Problem to work on: Reproduce the listing below without any change.

Material supplied:
* Begin *
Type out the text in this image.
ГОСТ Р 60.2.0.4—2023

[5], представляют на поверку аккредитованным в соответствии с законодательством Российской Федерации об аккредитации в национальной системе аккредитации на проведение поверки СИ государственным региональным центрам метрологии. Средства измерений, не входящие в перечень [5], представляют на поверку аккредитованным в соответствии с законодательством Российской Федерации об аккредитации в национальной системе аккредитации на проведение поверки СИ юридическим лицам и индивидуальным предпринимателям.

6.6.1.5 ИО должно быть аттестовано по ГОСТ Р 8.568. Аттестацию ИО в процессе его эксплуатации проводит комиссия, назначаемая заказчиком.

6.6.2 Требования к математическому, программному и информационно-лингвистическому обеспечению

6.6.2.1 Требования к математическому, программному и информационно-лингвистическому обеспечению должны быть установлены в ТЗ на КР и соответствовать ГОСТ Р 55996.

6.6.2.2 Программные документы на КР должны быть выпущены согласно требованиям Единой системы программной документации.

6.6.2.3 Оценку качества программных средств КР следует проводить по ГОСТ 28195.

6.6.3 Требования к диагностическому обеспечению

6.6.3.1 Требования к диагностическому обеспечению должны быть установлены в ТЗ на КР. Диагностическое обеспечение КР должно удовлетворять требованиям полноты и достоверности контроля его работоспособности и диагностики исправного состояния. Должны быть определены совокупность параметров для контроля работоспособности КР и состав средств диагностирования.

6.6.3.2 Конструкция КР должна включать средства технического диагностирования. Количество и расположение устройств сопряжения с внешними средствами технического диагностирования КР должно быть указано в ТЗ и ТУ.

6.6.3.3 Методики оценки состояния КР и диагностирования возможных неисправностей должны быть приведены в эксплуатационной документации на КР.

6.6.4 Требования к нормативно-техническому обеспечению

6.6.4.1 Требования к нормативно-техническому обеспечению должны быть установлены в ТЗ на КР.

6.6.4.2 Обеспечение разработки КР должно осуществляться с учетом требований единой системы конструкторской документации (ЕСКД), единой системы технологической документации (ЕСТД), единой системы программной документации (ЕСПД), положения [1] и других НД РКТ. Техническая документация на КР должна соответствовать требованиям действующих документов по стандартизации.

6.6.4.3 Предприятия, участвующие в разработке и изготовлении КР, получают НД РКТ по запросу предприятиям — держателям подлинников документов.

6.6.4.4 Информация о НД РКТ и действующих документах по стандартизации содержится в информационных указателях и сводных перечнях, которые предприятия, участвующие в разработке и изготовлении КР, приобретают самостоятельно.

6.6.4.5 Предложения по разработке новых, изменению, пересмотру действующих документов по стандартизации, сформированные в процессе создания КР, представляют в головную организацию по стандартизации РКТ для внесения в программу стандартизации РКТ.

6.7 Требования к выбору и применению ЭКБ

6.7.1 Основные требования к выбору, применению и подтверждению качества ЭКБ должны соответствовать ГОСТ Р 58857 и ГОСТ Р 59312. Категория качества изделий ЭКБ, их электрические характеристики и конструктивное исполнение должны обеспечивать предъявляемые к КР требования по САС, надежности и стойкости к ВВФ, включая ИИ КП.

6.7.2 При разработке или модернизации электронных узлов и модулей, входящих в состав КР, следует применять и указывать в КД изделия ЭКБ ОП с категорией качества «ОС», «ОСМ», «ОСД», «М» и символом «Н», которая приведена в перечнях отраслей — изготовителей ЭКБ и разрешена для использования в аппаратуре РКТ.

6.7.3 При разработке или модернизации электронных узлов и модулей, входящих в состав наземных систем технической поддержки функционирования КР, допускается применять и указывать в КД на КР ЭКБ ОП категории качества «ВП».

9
* End *
Solution for this problem:
Type out the text in this image.
ГОСТ Р 60.2.0.4—2023

[5], представляют на поверку аккредитованным в соответствии с законодательством Российской Федерации об аккредитации в национальной системе аккредитации на проведение поверки СИ государственным региональным центрам метрологии. Средства измерений, не входящие в перечень [5], представляют на поверку аккредитованным в соответствии с законодательством Российской Федерации об аккредитации в национальной системе аккредитации на проведение поверки СИ юридическим лицам и индивидуальным предпринимателям.

6.6.1.5 ИО должно быть аттестовано по ГОСТ Р 8.568. Аттестацию ИО в процессе его эксплуатации проводит комиссия, назначаемая заказчиком.

6.6.2 Требования к математическому, программному и информационно-лингвистическому обеспечению

6.6.2.1 Требования к математическому, программному и информационно-лингвистическому обеспечению должны быть установлены в ТЗ на КР и соответствовать ГОСТ Р 55996.

6.6.2.2 Программные документы на КР должны быть выпущены согласно требованиям Единой системы программной документации.

6.6.2.3 Оценку качества программных средств КР следует проводить по ГОСТ 28195.

6.6.3 Требования к диагностическому обеспечению

6.6.3.1 Требования к диагностическому обеспечению должны быть установлены в ТЗ на КР. Диагностическое обеспечение КР должно удовлетворять требованиям полноты и достоверности контроля его работоспособности и диагностики исправного состояния. Должны быть определены совокупность параметров для контроля работоспособности КР и состав средств диагностирования.

6.6.3.2 Конструкция КР должна включать средства технического диагностирования. Количество и расположение устройств сопряжения с внешними средствами технического диагностирования КР должно быть указано в ТЗ и ТУ.

6.6.3.3 Методики оценки состояния КР и диагностирования возможных неисправностей должны быть приведены в эксплуатационной документации на КР.

6.6.4 Требования к нормативно-техническому обеспечению

6.6.4.1 Требования к нормативно-техническому обеспечению должны быть установлены в ТЗ на КР.

6.6.4.2 Обеспечение разработки КР должно осуществляться с учетом требований единой системы конструкторской документации (ЕСКД), единой системы технологической документации (ЕСТД), единой системы программной документации (ЕСПД), положения [1] и других НД РКТ. Техническая документация на КР должна соответствовать требованиям действующих документов по стандартизации.

6.6.4.3 Предприятия, участвующие в разработке и изготовлении КР, получают НД РКТ по запросу предприятиям — держателям подлинников документов.

6.6.4.4 Информация о НД РКТ и действующих документах по стандартизации содержится в информационных указателях и сводных перечнях, которые предприятия, участвующие в разработке и изготовлении КР, приобретают самостоятельно.

6.6.4.5 Предложения по разработке новых, изменению, пересмотру действующих документов по стандартизации, сформированные в процессе создания КР, представляют в головную организацию по стандартизации РКТ для внесения в программу стандартизации РКТ.

6.7 Требования к выбору и применению ЭКБ

6.7.1 Основные требования к выбору, применению и подтверждению качества ЭКБ должны соответствовать ГОСТ Р 58857 и ГОСТ Р 59312. Категория качества изделий ЭКБ, их электрические характеристики и конструктивное исполнение должны обеспечивать предъявляемые к КР требования по САС, надежности и стойкости к ВВФ, включая ИИ КП.

6.7.2 При разработке или модернизации электронных узлов и модулей, входящих в состав КР, следует применять и указывать в КД изделия ЭКБ ОП с категорией качества «ОС», «ОСМ», «ОСД», «М» и символом «Н», которая приведена в перечнях отраслей — изготовителей ЭКБ и разрешена для использования в аппаратуре РКТ.

6.7.3 При разработке или модернизации электронных узлов и модулей, входящих в состав наземных систем технической поддержки функционирования КР, допускается применять и указывать в КД на КР ЭКБ ОП категории качества «ВП».

9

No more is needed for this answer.